** START OF DATASET RECORDS **
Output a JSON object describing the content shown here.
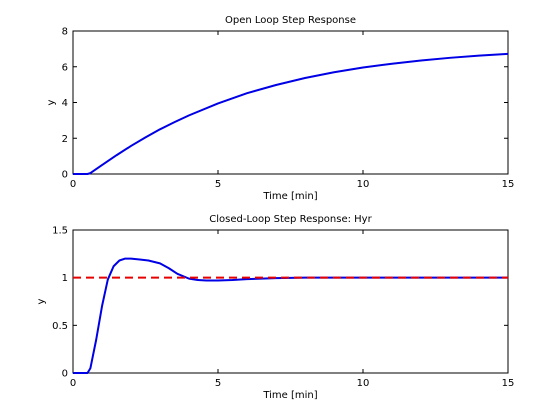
{
  "chart_data": [
    {
      "type": "line",
      "title": "Open Loop Step Response",
      "xlabel": "Time [min]",
      "ylabel": "y",
      "xlim": [
        0,
        15
      ],
      "ylim": [
        0,
        8
      ],
      "xticks": [
        0,
        5,
        10,
        15
      ],
      "yticks": [
        0,
        2,
        4,
        6,
        8
      ],
      "grid": false,
      "series": [
        {
          "color": "#0000e6",
          "style": "solid",
          "x": [
            0,
            0.5,
            0.6,
            1,
            1.5,
            2,
            2.5,
            3,
            3.5,
            4,
            5,
            6,
            7,
            8,
            9,
            10,
            11,
            12,
            13,
            14,
            15
          ],
          "y": [
            0,
            0,
            0.05,
            0.5,
            1.05,
            1.57,
            2.05,
            2.5,
            2.9,
            3.28,
            3.95,
            4.52,
            4.98,
            5.37,
            5.69,
            5.96,
            6.17,
            6.35,
            6.5,
            6.62,
            6.72
          ]
        }
      ]
    },
    {
      "type": "line",
      "title": "Closed-Loop Step Response: Hyr",
      "xlabel": "Time [min]",
      "ylabel": "y",
      "xlim": [
        0,
        15
      ],
      "ylim": [
        0,
        1.5
      ],
      "xticks": [
        0,
        5,
        10,
        15
      ],
      "yticks": [
        0,
        0.5,
        1,
        1.5
      ],
      "grid": false,
      "series": [
        {
          "color": "#0000e6",
          "style": "solid",
          "x": [
            0,
            0.5,
            0.6,
            0.8,
            1,
            1.2,
            1.4,
            1.6,
            1.8,
            2,
            2.3,
            2.6,
            3,
            3.3,
            3.6,
            4,
            4.3,
            4.6,
            5,
            5.5,
            6,
            6.5,
            7,
            8,
            9,
            10,
            11,
            12,
            13,
            14,
            15
          ],
          "y": [
            0,
            0,
            0.05,
            0.35,
            0.7,
            0.98,
            1.12,
            1.18,
            1.2,
            1.2,
            1.19,
            1.18,
            1.15,
            1.1,
            1.04,
            0.99,
            0.975,
            0.97,
            0.97,
            0.975,
            0.985,
            0.99,
            0.995,
            1.0,
            1.0,
            1.0,
            1.0,
            1.0,
            1.0,
            1.0,
            1.0
          ]
        },
        {
          "color": "#e60000",
          "style": "dashed",
          "x": [
            0,
            15
          ],
          "y": [
            1,
            1
          ]
        }
      ]
    }
  ]
}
** END OF DATASET RECORDS **
▸ WHAT YOU NEED TO DO
Copy every record above exactly, leaving out any pictures.

▸ OUTPUT
Output a JSON object describing the content shown here.
{
  "chart_data": [
    {
      "type": "line",
      "title": "Open Loop Step Response",
      "xlabel": "Time [min]",
      "ylabel": "y",
      "xlim": [
        0,
        15
      ],
      "ylim": [
        0,
        8
      ],
      "xticks": [
        0,
        5,
        10,
        15
      ],
      "yticks": [
        0,
        2,
        4,
        6,
        8
      ],
      "grid": false,
      "series": [
        {
          "color": "#0000e6",
          "style": "solid",
          "x": [
            0,
            0.5,
            0.6,
            1,
            1.5,
            2,
            2.5,
            3,
            3.5,
            4,
            5,
            6,
            7,
            8,
            9,
            10,
            11,
            12,
            13,
            14,
            15
          ],
          "y": [
            0,
            0,
            0.05,
            0.5,
            1.05,
            1.57,
            2.05,
            2.5,
            2.9,
            3.28,
            3.95,
            4.52,
            4.98,
            5.37,
            5.69,
            5.96,
            6.17,
            6.35,
            6.5,
            6.62,
            6.72
          ]
        }
      ]
    },
    {
      "type": "line",
      "title": "Closed-Loop Step Response: Hyr",
      "xlabel": "Time [min]",
      "ylabel": "y",
      "xlim": [
        0,
        15
      ],
      "ylim": [
        0,
        1.5
      ],
      "xticks": [
        0,
        5,
        10,
        15
      ],
      "yticks": [
        0,
        0.5,
        1,
        1.5
      ],
      "grid": false,
      "series": [
        {
          "color": "#0000e6",
          "style": "solid",
          "x": [
            0,
            0.5,
            0.6,
            0.8,
            1,
            1.2,
            1.4,
            1.6,
            1.8,
            2,
            2.3,
            2.6,
            3,
            3.3,
            3.6,
            4,
            4.3,
            4.6,
            5,
            5.5,
            6,
            6.5,
            7,
            8,
            9,
            10,
            11,
            12,
            13,
            14,
            15
          ],
          "y": [
            0,
            0,
            0.05,
            0.35,
            0.7,
            0.98,
            1.12,
            1.18,
            1.2,
            1.2,
            1.19,
            1.18,
            1.15,
            1.1,
            1.04,
            0.99,
            0.975,
            0.97,
            0.97,
            0.975,
            0.985,
            0.99,
            0.995,
            1.0,
            1.0,
            1.0,
            1.0,
            1.0,
            1.0,
            1.0,
            1.0
          ]
        },
        {
          "color": "#e60000",
          "style": "dashed",
          "x": [
            0,
            15
          ],
          "y": [
            1,
            1
          ]
        }
      ]
    }
  ]
}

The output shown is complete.